**SET PROBLEM**
Reproduce the lines of the listing below verbatim, from the line containing "spectrogram-cell [215, 159, 218, 162]" through the line containing "spectrogram-cell [85, 185, 88, 188]", including both of those lines.

(Region annotation records)
--------
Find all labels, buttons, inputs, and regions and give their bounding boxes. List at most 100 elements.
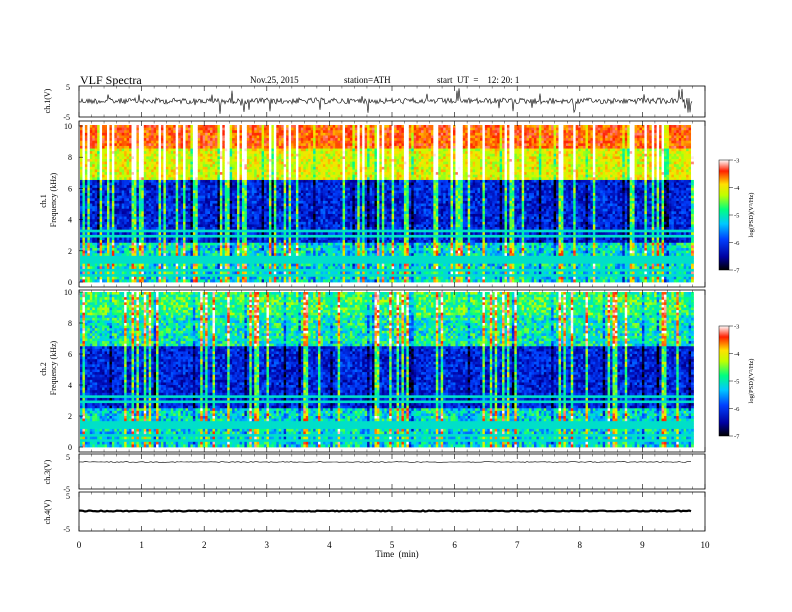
spectrogram-cell [215, 159, 218, 162]
spectrogram-cell [127, 232, 130, 235]
spectrogram-cell [139, 175, 142, 178]
spectrogram-cell [144, 180, 147, 183]
spectrogram-cell [232, 156, 235, 159]
spectrogram-cell [85, 185, 88, 188]
spectrogram-cell [127, 125, 130, 128]
spectrogram-cell [149, 279, 152, 282]
spectrogram-cell [114, 269, 117, 272]
spectrogram-cell [100, 211, 103, 214]
spectrogram-cell [112, 198, 115, 201]
spectrogram-cell [134, 169, 137, 172]
spectrogram-cell [181, 151, 184, 154]
spectrogram-cell [210, 217, 213, 220]
spectrogram-cell [119, 272, 122, 275]
spectrogram-cell [176, 245, 179, 248]
spectrogram-cell [198, 169, 201, 172]
spectrogram-cell [100, 198, 103, 201]
spectrogram-cell [188, 146, 191, 149]
spectrogram-cell [117, 206, 120, 209]
spectrogram-cell [183, 219, 186, 222]
spectrogram-cell [151, 261, 154, 264]
spectrogram-cell [85, 154, 88, 157]
spectrogram-cell [181, 230, 184, 233]
spectrogram-cell [161, 217, 164, 220]
spectrogram-cell [208, 251, 211, 254]
spectrogram-cell [151, 180, 154, 183]
spectrogram-cell [178, 130, 181, 133]
spectrogram-cell [144, 240, 147, 243]
spectrogram-cell [166, 219, 169, 222]
spectrogram-cell [151, 245, 154, 248]
spectrogram-cell [225, 230, 228, 233]
spectrogram-cell [230, 196, 233, 199]
spectrogram-cell [102, 279, 105, 282]
spectrogram-cell [90, 245, 93, 248]
spectrogram-cell [208, 211, 211, 214]
spectrogram-cell [181, 256, 184, 259]
spectrogram-cell [132, 125, 135, 128]
spectrogram-cell [215, 143, 218, 146]
spectrogram-cell [210, 240, 213, 243]
spectrogram-cell [198, 240, 201, 243]
spectrogram-cell [87, 196, 90, 199]
spectrogram-cell [178, 232, 181, 235]
spectrogram-cell [149, 146, 152, 149]
spectrogram-cell [222, 261, 225, 264]
spectrogram-cell [114, 274, 117, 277]
spectrogram-cell [161, 167, 164, 170]
spectrogram-cell [178, 256, 181, 259]
spectrogram-cell [161, 261, 164, 264]
spectrogram-cell [85, 214, 88, 217]
spectrogram-cell [134, 198, 137, 201]
spectrogram-cell [95, 159, 98, 162]
spectrogram-cell [178, 279, 181, 282]
spectrogram-cell [80, 159, 83, 162]
spectrogram-cell [117, 149, 120, 152]
spectrogram-cell [176, 227, 179, 230]
spectrogram-cell [134, 130, 137, 133]
spectrogram-cell [200, 217, 203, 220]
spectrogram-cell [129, 151, 132, 154]
spectrogram-cell [154, 141, 157, 144]
spectrogram-cell [230, 128, 233, 131]
spectrogram-cell [188, 149, 191, 152]
spectrogram-cell [161, 169, 164, 172]
spectrogram-cell [163, 253, 166, 256]
spectrogram-cell [117, 183, 120, 186]
spectrogram-cell [129, 164, 132, 167]
spectrogram-cell [97, 238, 100, 241]
spectrogram-cell [139, 138, 142, 141]
spectrogram-cell [129, 232, 132, 235]
spectrogram-cell [122, 151, 125, 154]
spectrogram-cell [181, 240, 184, 243]
spectrogram-cell [105, 201, 108, 204]
spectrogram-cell [114, 128, 117, 131]
spectrogram-cell [149, 164, 152, 167]
spectrogram-cell [232, 164, 235, 167]
spectrogram-cell [190, 279, 193, 282]
spectrogram-cell [122, 180, 125, 183]
spectrogram-cell [220, 180, 223, 183]
spectrogram-cell [80, 204, 83, 207]
spectrogram-cell [122, 211, 125, 214]
spectrogram-cell [188, 143, 191, 146]
spectrogram-cell [80, 235, 83, 238]
spectrogram-cell [141, 204, 144, 207]
spectrogram-cell [95, 209, 98, 212]
spectrogram-cell [195, 253, 198, 256]
spectrogram-cell [144, 159, 147, 162]
spectrogram-cell [163, 240, 166, 243]
spectrogram-cell [154, 159, 157, 162]
spectrogram-cell [173, 274, 176, 277]
spectrogram-cell [222, 167, 225, 170]
spectrogram-cell [129, 219, 132, 222]
spectrogram-cell [183, 193, 186, 196]
spectrogram-cell [141, 193, 144, 196]
spectrogram-cell [80, 258, 83, 261]
spectrogram-cell [186, 141, 189, 144]
spectrogram-cell [156, 243, 159, 246]
spectrogram-cell [220, 245, 223, 248]
spectrogram-cell [186, 196, 189, 199]
spectrogram-cell [134, 151, 137, 154]
spectrogram-cell [220, 217, 223, 220]
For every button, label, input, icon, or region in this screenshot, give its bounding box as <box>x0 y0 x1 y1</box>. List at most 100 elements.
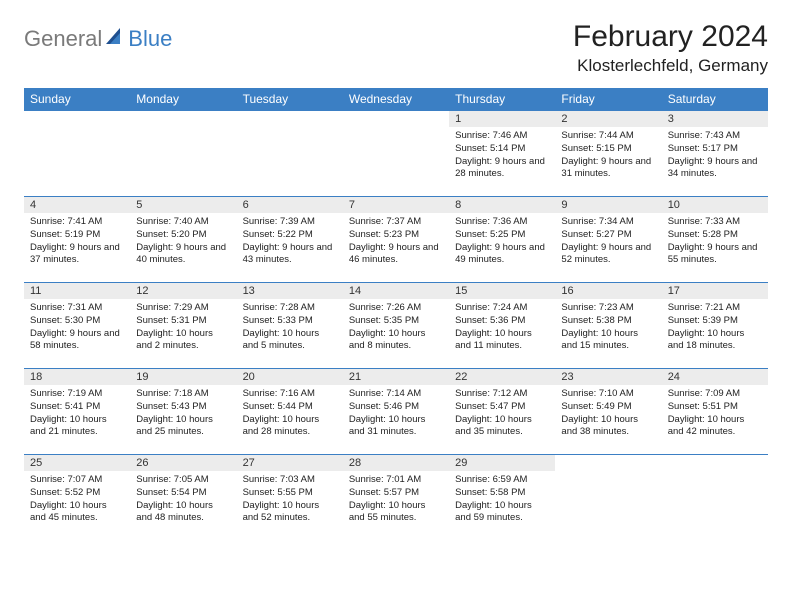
--------
**FULL SOLUTION**
spectrogram-cell [215, 159, 218, 162]
spectrogram-cell [127, 232, 130, 235]
spectrogram-cell [139, 175, 142, 178]
spectrogram-cell [144, 180, 147, 183]
spectrogram-cell [232, 156, 235, 159]
spectrogram-cell [85, 185, 88, 188]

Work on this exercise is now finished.